**What you have to do**
Of the lines in the records that follow, how many include the word "page"? Answer with a bare number.

**The data**
··········
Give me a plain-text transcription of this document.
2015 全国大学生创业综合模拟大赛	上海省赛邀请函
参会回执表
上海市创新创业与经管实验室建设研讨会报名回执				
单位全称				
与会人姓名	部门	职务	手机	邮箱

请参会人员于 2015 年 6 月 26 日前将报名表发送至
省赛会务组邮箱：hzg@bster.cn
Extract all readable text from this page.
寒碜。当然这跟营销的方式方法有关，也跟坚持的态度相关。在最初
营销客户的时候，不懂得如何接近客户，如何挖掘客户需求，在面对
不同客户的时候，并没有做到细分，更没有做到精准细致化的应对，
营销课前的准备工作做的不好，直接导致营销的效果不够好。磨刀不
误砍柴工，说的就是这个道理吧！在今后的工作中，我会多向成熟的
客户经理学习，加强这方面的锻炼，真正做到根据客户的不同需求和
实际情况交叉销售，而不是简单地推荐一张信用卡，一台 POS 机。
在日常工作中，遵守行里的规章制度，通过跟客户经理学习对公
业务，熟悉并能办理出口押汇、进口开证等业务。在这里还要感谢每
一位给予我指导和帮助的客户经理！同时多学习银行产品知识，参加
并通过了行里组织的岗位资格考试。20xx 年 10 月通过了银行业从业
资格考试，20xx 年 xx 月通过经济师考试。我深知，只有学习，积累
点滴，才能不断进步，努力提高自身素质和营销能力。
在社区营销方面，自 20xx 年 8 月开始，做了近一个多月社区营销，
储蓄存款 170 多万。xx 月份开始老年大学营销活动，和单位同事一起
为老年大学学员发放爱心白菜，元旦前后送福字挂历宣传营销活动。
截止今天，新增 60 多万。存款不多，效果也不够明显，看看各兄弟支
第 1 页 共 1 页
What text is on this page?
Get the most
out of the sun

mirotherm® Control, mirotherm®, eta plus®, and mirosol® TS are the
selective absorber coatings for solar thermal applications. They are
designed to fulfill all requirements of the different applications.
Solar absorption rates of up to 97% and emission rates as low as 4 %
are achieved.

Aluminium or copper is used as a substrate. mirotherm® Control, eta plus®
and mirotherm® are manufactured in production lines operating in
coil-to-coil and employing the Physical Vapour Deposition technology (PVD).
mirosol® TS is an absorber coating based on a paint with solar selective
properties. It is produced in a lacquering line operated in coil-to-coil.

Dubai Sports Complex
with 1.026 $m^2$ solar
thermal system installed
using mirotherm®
··········
**Full solution**
2